> [Stated problem]
Copy out the lines that have "市物价局" in them.

== == ==

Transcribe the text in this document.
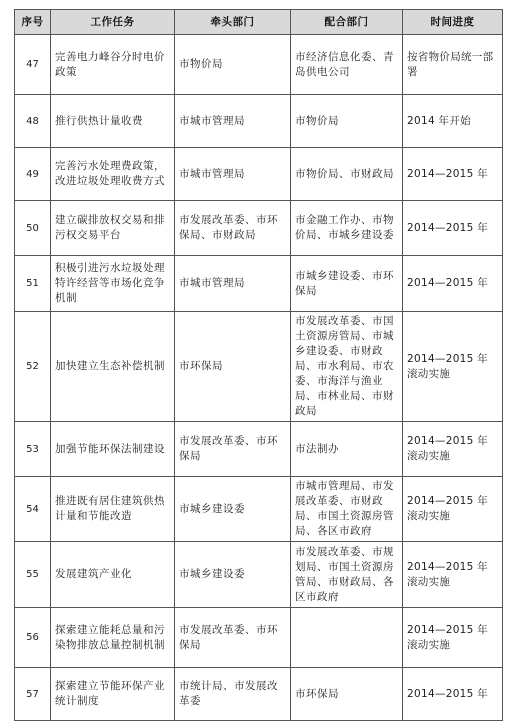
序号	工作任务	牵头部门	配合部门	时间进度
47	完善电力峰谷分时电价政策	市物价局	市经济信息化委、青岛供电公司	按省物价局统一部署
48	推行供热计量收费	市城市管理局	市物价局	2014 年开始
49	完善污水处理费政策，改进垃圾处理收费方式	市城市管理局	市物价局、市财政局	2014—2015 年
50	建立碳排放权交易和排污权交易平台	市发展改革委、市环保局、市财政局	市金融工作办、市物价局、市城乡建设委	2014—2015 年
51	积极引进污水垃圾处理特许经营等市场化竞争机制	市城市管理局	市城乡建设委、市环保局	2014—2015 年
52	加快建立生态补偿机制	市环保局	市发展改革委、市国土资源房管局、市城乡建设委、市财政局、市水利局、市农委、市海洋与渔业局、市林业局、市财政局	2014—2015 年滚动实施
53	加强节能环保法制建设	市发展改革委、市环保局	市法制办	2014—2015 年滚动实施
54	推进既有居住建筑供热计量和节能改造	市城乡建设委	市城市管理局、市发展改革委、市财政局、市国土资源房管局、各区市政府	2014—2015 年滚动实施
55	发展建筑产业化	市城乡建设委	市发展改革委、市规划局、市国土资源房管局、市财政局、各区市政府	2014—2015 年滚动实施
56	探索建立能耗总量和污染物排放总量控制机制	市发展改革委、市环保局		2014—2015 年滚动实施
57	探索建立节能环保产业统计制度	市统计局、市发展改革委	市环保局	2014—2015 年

== == ==

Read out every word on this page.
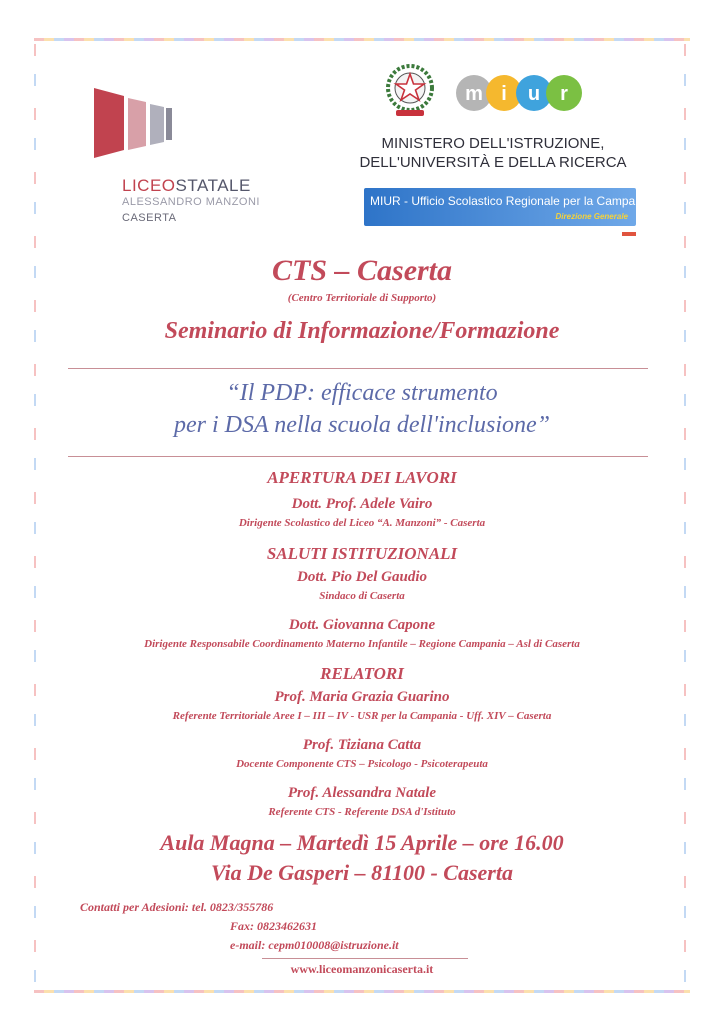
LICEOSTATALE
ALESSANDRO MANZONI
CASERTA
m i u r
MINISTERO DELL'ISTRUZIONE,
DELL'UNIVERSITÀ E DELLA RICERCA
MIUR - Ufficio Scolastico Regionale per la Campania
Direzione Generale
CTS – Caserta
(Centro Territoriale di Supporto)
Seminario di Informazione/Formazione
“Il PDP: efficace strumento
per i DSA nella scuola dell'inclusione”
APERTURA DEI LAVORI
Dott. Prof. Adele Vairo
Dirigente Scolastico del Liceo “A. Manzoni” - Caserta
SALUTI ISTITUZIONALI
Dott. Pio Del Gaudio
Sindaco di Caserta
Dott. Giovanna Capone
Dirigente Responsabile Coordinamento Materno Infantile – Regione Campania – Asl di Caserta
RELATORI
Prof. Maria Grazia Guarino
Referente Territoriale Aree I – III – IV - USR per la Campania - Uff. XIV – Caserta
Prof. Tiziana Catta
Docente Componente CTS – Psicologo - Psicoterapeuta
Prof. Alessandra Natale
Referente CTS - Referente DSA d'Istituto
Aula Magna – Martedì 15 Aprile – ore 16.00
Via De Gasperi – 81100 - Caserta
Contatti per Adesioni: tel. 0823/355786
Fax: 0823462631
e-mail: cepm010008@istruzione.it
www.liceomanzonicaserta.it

== == ==

> [The response]
47	完善电力峰谷分时电价政策	市物价局	市经济信息化委、青岛供电公司	按省物价局统一部署
48	推行供热计量收费	市城市管理局	市物价局	2014 年开始
49	完善污水处理费政策，改进垃圾处理收费方式	市城市管理局	市物价局、市财政局	2014—2015 年
50	建立碳排放权交易和排污权交易平台	市发展改革委、市环保局、市财政局	市金融工作办、市物价局、市城乡建设委	2014—2015 年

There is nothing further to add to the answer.